● REQUEST
Find every line in the records that holds the string "ylabel". Copy each one.

◆ ◆ ◆ ◆ ◆ ◆ ◆

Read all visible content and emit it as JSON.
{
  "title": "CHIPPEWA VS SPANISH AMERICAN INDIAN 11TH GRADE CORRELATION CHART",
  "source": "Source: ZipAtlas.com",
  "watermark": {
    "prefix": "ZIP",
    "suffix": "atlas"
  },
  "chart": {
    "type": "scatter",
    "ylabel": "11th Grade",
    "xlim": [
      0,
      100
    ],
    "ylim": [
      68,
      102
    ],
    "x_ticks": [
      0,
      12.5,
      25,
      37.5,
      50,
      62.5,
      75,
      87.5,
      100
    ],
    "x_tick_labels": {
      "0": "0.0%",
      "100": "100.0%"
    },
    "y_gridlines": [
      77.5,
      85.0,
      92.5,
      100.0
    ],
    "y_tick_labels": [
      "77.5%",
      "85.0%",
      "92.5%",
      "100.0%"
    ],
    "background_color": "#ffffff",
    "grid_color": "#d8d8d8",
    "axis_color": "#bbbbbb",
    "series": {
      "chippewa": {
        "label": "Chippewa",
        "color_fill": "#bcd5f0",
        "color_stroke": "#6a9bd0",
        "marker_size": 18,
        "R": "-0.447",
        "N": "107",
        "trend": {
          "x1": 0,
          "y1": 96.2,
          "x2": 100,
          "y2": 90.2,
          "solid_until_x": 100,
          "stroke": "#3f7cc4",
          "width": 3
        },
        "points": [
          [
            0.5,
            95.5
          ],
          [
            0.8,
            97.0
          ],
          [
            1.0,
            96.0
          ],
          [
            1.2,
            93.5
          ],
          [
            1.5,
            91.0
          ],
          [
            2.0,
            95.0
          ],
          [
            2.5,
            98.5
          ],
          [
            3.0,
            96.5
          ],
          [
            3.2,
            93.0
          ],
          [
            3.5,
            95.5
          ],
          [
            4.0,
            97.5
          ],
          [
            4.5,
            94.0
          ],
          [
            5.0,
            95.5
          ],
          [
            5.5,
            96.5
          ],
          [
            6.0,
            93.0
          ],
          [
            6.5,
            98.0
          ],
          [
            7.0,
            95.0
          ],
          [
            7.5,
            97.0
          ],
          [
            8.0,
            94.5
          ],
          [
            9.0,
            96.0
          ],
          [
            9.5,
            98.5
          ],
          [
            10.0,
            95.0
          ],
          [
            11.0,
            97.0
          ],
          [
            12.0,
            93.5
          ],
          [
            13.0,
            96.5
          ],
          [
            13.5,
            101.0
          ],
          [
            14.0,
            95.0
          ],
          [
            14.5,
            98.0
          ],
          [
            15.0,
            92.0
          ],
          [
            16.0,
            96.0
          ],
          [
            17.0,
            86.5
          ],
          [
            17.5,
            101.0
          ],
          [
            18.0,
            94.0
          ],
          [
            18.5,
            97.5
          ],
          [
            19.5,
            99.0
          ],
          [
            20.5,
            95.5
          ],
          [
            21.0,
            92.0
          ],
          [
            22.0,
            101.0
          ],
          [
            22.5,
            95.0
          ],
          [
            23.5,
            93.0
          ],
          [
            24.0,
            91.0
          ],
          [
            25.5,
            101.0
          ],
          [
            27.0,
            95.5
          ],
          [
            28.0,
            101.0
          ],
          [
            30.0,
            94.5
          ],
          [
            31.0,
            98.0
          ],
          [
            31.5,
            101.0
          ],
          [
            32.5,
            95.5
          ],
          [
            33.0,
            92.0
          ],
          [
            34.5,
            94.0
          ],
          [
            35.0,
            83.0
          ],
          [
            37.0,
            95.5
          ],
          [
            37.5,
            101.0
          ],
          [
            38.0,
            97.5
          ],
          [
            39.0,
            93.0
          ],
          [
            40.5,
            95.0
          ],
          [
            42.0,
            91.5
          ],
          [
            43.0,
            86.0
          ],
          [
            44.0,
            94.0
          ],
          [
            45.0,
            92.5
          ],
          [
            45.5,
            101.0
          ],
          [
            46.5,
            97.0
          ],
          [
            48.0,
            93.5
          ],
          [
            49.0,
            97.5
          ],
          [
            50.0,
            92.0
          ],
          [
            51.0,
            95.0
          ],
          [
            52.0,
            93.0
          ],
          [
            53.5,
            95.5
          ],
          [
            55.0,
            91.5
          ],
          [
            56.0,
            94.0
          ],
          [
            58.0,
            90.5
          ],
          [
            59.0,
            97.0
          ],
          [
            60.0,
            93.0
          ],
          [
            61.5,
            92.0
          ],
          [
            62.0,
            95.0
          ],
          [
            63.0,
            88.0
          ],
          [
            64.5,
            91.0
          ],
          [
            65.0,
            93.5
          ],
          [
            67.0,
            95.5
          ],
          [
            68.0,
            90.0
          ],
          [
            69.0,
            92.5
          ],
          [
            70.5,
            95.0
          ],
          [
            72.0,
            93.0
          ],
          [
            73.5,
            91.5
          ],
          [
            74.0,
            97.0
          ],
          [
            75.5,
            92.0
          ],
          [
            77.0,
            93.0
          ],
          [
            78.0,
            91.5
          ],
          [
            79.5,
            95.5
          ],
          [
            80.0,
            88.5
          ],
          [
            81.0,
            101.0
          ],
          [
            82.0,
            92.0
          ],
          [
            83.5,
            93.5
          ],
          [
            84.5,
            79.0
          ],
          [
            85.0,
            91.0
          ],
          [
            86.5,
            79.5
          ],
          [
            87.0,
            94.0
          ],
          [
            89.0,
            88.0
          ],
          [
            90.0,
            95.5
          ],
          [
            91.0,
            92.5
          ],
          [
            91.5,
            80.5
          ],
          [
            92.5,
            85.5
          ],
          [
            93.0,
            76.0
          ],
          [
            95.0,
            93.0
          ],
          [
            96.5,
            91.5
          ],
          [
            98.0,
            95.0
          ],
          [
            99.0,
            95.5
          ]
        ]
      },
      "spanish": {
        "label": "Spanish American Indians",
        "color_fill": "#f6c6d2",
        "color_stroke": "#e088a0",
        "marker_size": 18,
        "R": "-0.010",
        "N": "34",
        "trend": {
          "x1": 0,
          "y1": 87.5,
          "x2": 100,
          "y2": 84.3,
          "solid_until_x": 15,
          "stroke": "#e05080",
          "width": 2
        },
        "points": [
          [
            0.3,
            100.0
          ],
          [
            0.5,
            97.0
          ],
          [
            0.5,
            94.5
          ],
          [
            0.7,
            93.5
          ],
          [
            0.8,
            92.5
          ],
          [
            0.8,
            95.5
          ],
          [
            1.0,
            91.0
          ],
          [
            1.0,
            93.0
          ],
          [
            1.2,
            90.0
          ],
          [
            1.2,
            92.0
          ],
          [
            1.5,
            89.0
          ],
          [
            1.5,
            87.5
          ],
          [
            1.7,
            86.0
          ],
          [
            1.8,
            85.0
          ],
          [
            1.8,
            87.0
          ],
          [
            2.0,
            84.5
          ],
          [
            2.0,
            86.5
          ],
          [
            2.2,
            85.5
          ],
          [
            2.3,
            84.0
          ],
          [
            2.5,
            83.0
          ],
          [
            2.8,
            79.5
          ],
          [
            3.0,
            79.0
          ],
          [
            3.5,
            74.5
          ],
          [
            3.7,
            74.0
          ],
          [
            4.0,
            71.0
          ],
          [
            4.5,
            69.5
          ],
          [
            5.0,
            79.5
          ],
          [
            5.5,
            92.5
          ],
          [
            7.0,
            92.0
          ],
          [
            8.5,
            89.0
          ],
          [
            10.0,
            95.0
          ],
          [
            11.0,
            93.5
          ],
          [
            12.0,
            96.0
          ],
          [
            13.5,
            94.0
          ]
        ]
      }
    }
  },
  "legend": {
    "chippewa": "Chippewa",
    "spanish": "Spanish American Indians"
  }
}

◆ ◆ ◆ ◆ ◆ ◆ ◆

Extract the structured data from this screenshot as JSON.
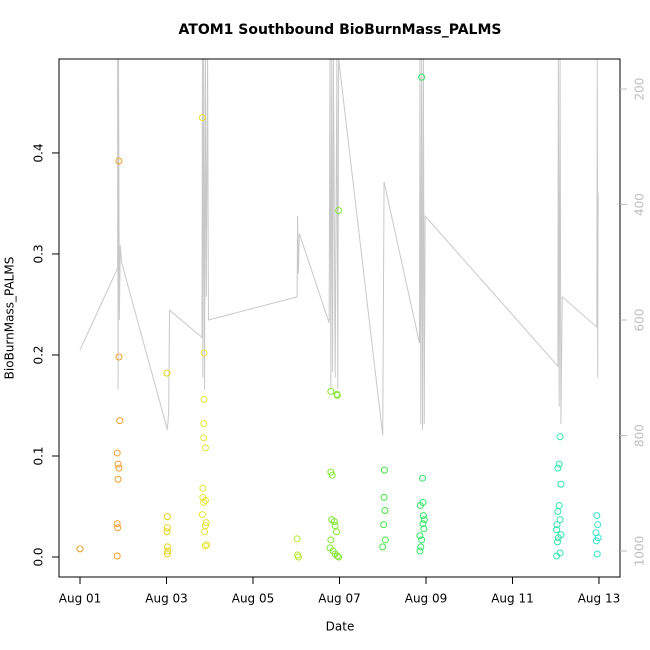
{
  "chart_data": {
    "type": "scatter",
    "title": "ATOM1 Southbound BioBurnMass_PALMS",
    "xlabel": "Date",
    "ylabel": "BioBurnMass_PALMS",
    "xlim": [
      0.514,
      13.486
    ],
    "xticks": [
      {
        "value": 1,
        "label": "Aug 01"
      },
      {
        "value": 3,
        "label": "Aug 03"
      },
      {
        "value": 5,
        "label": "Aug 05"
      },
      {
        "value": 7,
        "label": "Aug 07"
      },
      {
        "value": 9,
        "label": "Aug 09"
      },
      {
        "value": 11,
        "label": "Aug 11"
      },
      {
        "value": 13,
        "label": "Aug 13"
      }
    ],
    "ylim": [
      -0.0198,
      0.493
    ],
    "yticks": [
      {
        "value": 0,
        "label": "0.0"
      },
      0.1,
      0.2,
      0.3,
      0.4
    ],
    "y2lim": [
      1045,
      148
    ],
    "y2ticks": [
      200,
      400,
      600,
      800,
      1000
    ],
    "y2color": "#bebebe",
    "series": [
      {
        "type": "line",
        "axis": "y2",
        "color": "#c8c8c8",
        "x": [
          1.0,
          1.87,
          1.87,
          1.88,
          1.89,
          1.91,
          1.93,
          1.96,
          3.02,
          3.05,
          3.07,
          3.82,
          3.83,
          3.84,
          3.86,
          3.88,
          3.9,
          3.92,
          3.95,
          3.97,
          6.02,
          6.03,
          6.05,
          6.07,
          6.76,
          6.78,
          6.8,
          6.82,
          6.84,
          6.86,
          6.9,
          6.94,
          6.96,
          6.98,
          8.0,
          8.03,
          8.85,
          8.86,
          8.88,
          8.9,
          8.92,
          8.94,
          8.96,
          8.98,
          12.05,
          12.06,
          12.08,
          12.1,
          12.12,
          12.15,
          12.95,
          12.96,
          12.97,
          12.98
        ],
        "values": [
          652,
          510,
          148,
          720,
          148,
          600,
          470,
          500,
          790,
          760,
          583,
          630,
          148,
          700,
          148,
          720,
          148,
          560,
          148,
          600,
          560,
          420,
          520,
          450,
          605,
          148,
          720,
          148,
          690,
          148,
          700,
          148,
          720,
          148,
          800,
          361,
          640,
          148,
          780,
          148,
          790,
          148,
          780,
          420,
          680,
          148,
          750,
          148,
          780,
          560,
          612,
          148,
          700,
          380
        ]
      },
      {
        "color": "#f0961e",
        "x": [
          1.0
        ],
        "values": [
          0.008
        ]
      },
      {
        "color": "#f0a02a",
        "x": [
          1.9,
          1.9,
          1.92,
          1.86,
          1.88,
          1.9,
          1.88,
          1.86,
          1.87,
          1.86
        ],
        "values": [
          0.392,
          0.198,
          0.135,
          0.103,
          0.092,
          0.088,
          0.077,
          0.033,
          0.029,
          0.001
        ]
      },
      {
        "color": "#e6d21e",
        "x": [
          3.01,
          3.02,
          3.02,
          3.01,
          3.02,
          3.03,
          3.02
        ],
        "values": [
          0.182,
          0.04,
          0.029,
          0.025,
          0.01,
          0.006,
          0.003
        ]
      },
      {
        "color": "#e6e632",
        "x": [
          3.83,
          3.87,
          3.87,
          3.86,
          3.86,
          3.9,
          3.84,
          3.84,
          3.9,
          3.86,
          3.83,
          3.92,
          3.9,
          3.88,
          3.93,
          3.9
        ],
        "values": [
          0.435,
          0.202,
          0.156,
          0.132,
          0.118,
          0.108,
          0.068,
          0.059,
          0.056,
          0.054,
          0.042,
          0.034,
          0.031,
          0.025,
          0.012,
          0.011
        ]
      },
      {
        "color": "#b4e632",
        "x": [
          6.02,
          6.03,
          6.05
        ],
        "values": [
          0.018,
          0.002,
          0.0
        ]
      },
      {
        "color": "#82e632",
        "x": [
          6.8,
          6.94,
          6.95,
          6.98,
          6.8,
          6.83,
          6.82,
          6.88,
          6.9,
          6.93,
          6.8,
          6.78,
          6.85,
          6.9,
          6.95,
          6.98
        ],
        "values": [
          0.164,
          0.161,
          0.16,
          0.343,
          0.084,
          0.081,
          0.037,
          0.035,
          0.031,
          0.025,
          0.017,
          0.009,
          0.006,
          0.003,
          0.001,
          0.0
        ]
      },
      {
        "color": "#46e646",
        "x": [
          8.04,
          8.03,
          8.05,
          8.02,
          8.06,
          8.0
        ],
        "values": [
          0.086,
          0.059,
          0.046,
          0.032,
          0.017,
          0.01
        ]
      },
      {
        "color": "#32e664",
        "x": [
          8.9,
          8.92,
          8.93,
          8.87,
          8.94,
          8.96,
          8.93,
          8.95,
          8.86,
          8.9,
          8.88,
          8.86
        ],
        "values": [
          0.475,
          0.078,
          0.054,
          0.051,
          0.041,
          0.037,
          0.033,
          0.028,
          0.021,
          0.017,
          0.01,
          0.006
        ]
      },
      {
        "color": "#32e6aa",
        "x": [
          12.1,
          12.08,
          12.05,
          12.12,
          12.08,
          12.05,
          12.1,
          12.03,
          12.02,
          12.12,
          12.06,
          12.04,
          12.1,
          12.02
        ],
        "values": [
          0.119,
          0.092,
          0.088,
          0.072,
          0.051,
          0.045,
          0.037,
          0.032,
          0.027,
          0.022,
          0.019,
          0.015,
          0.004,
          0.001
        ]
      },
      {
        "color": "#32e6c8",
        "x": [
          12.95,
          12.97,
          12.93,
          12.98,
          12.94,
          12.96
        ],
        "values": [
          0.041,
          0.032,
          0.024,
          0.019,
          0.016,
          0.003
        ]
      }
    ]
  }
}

◆ ◆ ◆ ◆ ◆ ◆ ◆

● TASK ANSWER
    "ylabel": "11th Grade",
    "ylabel": "BioBurnMass_PALMS",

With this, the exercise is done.